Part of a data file
■ ■ ■ ■ ■

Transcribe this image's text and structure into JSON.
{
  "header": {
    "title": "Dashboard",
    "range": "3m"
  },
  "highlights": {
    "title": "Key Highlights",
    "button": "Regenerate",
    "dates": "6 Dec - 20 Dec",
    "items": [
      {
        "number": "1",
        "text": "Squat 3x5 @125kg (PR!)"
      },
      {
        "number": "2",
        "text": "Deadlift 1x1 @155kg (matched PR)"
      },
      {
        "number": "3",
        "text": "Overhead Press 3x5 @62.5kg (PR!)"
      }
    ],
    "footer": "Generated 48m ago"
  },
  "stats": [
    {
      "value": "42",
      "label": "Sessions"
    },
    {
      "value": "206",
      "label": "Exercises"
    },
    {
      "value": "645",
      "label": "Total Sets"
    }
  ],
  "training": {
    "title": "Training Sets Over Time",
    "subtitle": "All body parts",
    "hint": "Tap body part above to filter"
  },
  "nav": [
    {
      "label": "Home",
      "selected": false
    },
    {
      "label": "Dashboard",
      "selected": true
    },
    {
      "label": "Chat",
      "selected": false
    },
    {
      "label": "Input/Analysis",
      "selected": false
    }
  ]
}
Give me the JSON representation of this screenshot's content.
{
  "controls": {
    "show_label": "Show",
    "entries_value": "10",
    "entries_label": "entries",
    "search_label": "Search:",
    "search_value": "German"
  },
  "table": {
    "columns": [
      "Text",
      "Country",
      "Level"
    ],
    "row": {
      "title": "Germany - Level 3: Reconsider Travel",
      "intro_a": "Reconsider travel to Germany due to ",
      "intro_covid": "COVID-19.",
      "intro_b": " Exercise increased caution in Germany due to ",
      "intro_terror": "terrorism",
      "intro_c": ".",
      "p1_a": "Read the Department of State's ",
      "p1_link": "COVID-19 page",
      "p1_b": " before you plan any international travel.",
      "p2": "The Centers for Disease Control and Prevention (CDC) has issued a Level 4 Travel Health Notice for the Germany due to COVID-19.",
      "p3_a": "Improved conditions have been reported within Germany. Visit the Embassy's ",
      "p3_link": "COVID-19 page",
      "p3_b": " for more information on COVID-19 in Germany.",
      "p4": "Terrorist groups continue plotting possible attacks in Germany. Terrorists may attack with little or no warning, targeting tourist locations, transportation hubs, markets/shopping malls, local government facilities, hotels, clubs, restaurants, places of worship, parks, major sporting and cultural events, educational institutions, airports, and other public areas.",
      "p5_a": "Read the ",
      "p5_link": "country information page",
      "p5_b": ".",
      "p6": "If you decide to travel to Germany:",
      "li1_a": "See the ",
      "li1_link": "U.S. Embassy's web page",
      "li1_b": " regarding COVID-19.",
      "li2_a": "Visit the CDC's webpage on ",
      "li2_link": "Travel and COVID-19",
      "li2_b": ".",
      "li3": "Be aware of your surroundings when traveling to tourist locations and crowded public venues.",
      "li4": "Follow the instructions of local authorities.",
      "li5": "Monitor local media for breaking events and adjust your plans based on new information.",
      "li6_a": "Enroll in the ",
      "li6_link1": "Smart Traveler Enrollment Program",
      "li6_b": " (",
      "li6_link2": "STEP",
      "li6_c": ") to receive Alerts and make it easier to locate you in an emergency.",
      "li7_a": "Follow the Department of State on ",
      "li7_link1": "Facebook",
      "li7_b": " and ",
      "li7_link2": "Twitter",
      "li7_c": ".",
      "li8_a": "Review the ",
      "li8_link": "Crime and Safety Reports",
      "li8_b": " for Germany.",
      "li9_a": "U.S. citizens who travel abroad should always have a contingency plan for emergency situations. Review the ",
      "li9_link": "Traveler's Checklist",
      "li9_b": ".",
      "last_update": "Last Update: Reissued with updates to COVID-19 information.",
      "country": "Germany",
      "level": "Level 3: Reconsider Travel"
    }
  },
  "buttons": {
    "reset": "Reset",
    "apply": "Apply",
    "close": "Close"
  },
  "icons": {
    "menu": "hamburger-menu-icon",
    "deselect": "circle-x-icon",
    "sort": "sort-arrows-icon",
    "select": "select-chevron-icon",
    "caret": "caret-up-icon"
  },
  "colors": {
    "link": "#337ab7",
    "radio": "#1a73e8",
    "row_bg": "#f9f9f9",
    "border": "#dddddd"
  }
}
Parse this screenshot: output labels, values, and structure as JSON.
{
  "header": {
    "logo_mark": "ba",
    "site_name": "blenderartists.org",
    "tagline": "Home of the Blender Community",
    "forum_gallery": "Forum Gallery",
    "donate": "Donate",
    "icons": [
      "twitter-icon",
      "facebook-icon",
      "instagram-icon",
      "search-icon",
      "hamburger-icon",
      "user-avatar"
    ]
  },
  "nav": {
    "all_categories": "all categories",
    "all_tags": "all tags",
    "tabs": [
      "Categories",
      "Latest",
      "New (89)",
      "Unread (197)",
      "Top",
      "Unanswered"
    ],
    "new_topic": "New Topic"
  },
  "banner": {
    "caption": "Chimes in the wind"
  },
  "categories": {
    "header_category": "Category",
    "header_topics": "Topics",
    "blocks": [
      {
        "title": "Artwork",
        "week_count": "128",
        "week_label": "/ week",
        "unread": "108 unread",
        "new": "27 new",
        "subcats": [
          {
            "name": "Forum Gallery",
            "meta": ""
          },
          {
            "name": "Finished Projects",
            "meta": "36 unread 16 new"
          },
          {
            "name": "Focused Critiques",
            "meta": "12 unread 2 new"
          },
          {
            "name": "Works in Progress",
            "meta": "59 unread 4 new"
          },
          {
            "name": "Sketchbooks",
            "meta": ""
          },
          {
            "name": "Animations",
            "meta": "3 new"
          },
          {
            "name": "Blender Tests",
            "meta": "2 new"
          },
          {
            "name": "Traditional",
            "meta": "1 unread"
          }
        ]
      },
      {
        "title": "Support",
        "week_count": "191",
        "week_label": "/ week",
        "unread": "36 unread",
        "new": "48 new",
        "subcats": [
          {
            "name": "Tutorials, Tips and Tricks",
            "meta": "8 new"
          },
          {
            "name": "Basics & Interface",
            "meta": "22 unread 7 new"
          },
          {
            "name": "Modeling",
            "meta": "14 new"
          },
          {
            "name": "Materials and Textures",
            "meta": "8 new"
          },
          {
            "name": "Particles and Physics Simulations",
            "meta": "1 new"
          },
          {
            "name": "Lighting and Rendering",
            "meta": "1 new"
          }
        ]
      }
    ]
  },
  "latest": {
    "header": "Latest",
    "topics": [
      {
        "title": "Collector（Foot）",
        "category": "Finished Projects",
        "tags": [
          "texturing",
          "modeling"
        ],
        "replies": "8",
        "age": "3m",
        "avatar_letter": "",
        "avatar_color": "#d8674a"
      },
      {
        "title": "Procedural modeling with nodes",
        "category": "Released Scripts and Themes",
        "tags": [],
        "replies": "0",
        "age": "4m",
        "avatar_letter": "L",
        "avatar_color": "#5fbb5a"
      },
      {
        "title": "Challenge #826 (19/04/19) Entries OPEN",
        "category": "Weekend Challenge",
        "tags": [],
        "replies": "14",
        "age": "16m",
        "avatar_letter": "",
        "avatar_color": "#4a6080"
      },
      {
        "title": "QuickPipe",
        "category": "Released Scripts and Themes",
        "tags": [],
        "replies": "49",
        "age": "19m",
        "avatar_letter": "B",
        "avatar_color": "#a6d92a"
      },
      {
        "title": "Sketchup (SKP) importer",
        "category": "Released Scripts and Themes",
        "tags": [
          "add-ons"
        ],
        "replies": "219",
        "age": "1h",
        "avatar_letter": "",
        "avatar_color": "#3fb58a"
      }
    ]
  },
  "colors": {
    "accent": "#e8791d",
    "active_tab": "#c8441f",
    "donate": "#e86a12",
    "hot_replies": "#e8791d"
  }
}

■ ■ ■ ■ ■

YOUR GOAL:
From the records above, extract every entry exactly as given.

REPLY TO THE EXERCISE:
Transcribe this image's text and structure into JSON.
{
  "header": {
    "title": "Dashboard",
    "range": "3m"
  },
  "highlights": {
    "title": "Key Highlights",
    "button": "Regenerate",
    "dates": "6 Dec - 20 Dec",
    "items": [
      {
        "number": "1",
        "text": "Squat 3x5 @125kg (PR!)"
      },
      {
        "number": "2",
        "text": "Deadlift 1x1 @155kg (matched PR)"
      },
      {
        "number": "3",
        "text": "Overhead Press 3x5 @62.5kg (PR!)"
      }
    ],
    "footer": "Generated 48m ago"
  },
  "stats": [
    {
      "value": "42",
      "label": "Sessions"
    },
    {
      "value": "206",
      "label": "Exercises"
    },
    {
      "value": "645",
      "label": "Total Sets"
    }
  ],
  "training": {
    "title": "Training Sets Over Time",
    "subtitle": "All body parts",
    "hint": "Tap body part above to filter"
  },
  "nav": [
    {
      "label": "Home",
      "selected": false
    },
    {
      "label": "Dashboard",
      "selected": true
    },
    {
      "label": "Chat",
      "selected": false
    },
    {
      "label": "Input/Analysis",
      "selected": false
    }
  ]
}
Give me the JSON representation of this screenshot's content.
{
  "controls": {
    "show_label": "Show",
    "entries_value": "10",
    "entries_label": "entries",
    "search_label": "Search:",
    "search_value": "German"
  },
  "table": {
    "columns": [
      "Text",
      "Country",
      "Level"
    ],
    "row": {
      "title": "Germany - Level 3: Reconsider Travel",
      "intro_a": "Reconsider travel to Germany due to ",
      "intro_covid": "COVID-19.",
      "intro_b": " Exercise increased caution in Germany due to ",
      "intro_terror": "terrorism",
      "intro_c": ".",
      "p1_a": "Read the Department of State's ",
      "p1_link": "COVID-19 page",
      "p1_b": " before you plan any international travel.",
      "p2": "The Centers for Disease Control and Prevention (CDC) has issued a Level 4 Travel Health Notice for the Germany due to COVID-19.",
      "p3_a": "Improved conditions have been reported within Germany. Visit the Embassy's ",
      "p3_link": "COVID-19 page",
      "p3_b": " for more information on COVID-19 in Germany.",
      "p4": "Terrorist groups continue plotting possible attacks in Germany. Terrorists may attack with little or no warning, targeting tourist locations, transportation hubs, markets/shopping malls, local government facilities, hotels, clubs, restaurants, places of worship, parks, major sporting and cultural events, educational institutions, airports, and other public areas.",
      "p5_a": "Read the ",
      "p5_link": "country information page",
      "p5_b": ".",
      "p6": "If you decide to travel to Germany:",
      "li1_a": "See the ",
      "li1_link": "U.S. Embassy's web page",
      "li1_b": " regarding COVID-19.",
      "li2_a": "Visit the CDC's webpage on ",
      "li2_link": "Travel and COVID-19",
      "li2_b": ".",
      "li3": "Be aware of your surroundings when traveling to tourist locations and crowded public venues.",
      "li4": "Follow the instructions of local authorities.",
      "li5": "Monitor local media for breaking events and adjust your plans based on new information.",
      "li6_a": "Enroll in the ",
      "li6_link1": "Smart Traveler Enrollment Program",
      "li6_b": " (",
      "li6_link2": "STEP",
      "li6_c": ") to receive Alerts and make it easier to locate you in an emergency.",
      "li7_a": "Follow the Department of State on ",
      "li7_link1": "Facebook",
      "li7_b": " and ",
      "li7_link2": "Twitter",
      "li7_c": ".",
      "li8_a": "Review the ",
      "li8_link": "Crime and Safety Reports",
      "li8_b": " for Germany.",
      "li9_a": "U.S. citizens who travel abroad should always have a contingency plan for emergency situations. Review the ",
      "li9_link": "Traveler's Checklist",
      "li9_b": ".",
      "last_update": "Last Update: Reissued with updates to COVID-19 information.",
      "country": "Germany",
      "level": "Level 3: Reconsider Travel"
    }
  },
  "buttons": {
    "reset": "Reset",
    "apply": "Apply",
    "close": "Close"
  },
  "icons": {
    "menu": "hamburger-menu-icon",
    "deselect": "circle-x-icon",
    "sort": "sort-arrows-icon",
    "select": "select-chevron-icon",
    "caret": "caret-up-icon"
  },
  "colors": {
    "link": "#337ab7",
    "radio": "#1a73e8",
    "row_bg": "#f9f9f9",
    "border": "#dddddd"
  }
}
Parse this screenshot: output labels, values, and structure as JSON.
{
  "header": {
    "logo_mark": "ba",
    "site_name": "blenderartists.org",
    "tagline": "Home of the Blender Community",
    "forum_gallery": "Forum Gallery",
    "donate": "Donate",
    "icons": [
      "twitter-icon",
      "facebook-icon",
      "instagram-icon",
      "search-icon",
      "hamburger-icon",
      "user-avatar"
    ]
  },
  "nav": {
    "all_categories": "all categories",
    "all_tags": "all tags",
    "tabs": [
      "Categories",
      "Latest",
      "New (89)",
      "Unread (197)",
      "Top",
      "Unanswered"
    ],
    "new_topic": "New Topic"
  },
  "banner": {
    "caption": "Chimes in the wind"
  },
  "categories": {
    "header_category": "Category",
    "header_topics": "Topics",
    "blocks": [
      {
        "title": "Artwork",
        "week_count": "128",
        "week_label": "/ week",
        "unread": "108 unread",
        "new": "27 new",
        "subcats": [
          {
            "name": "Forum Gallery",
            "meta": ""
          },
          {
            "name": "Finished Projects",
            "meta": "36 unread 16 new"
          },
          {
            "name": "Focused Critiques",
            "meta": "12 unread 2 new"
          },
          {
            "name": "Works in Progress",
            "meta": "59 unread 4 new"
          },
          {
            "name": "Sketchbooks",
            "meta": ""
          },
          {
            "name": "Animations",
            "meta": "3 new"
          },
          {
            "name": "Blender Tests",
            "meta": "2 new"
          },
          {
            "name": "Traditional",
            "meta": "1 unread"
          }
        ]
      },
      {
        "title": "Support",
        "week_count": "191",
        "week_label": "/ week",
        "unread": "36 unread",
        "new": "48 new",
        "subcats": [
          {
            "name": "Tutorials, Tips and Tricks",
            "meta": "8 new"
          },
          {
            "name": "Basics & Interface",
            "meta": "22 unread 7 new"
          },
          {
            "name": "Modeling",
            "meta": "14 new"
          },
          {
            "name": "Materials and Textures",
            "meta": "8 new"
          },
          {
            "name": "Particles and Physics Simulations",
            "meta": "1 new"
          },
          {
            "name": "Lighting and Rendering",
            "meta": "1 new"
          }
        ]
      }
    ]
  },
  "latest": {
    "header": "Latest",
    "topics": [
      {
        "title": "Collector（Foot）",
        "category": "Finished Projects",
        "tags": [
          "texturing",
          "modeling"
        ],
        "replies": "8",
        "age": "3m",
        "avatar_letter": "",
        "avatar_color": "#d8674a"
      },
      {
        "title": "Procedural modeling with nodes",
        "category": "Released Scripts and Themes",
        "tags": [],
        "replies": "0",
        "age": "4m",
        "avatar_letter": "L",
        "avatar_color": "#5fbb5a"
      },
      {
        "title": "Challenge #826 (19/04/19) Entries OPEN",
        "category": "Weekend Challenge",
        "tags": [],
        "replies": "14",
        "age": "16m",
        "avatar_letter": "",
        "avatar_color": "#4a6080"
      },
      {
        "title": "QuickPipe",
        "category": "Released Scripts and Themes",
        "tags": [],
        "replies": "49",
        "age": "19m",
        "avatar_letter": "B",
        "avatar_color": "#a6d92a"
      },
      {
        "title": "Sketchup (SKP) importer",
        "category": "Released Scripts and Themes",
        "tags": [
          "add-ons"
        ],
        "replies": "219",
        "age": "1h",
        "avatar_letter": "",
        "avatar_color": "#3fb58a"
      }
    ]
  },
  "colors": {
    "accent": "#e8791d",
    "active_tab": "#c8441f",
    "donate": "#e86a12",
    "hot_replies": "#e8791d"
  }
}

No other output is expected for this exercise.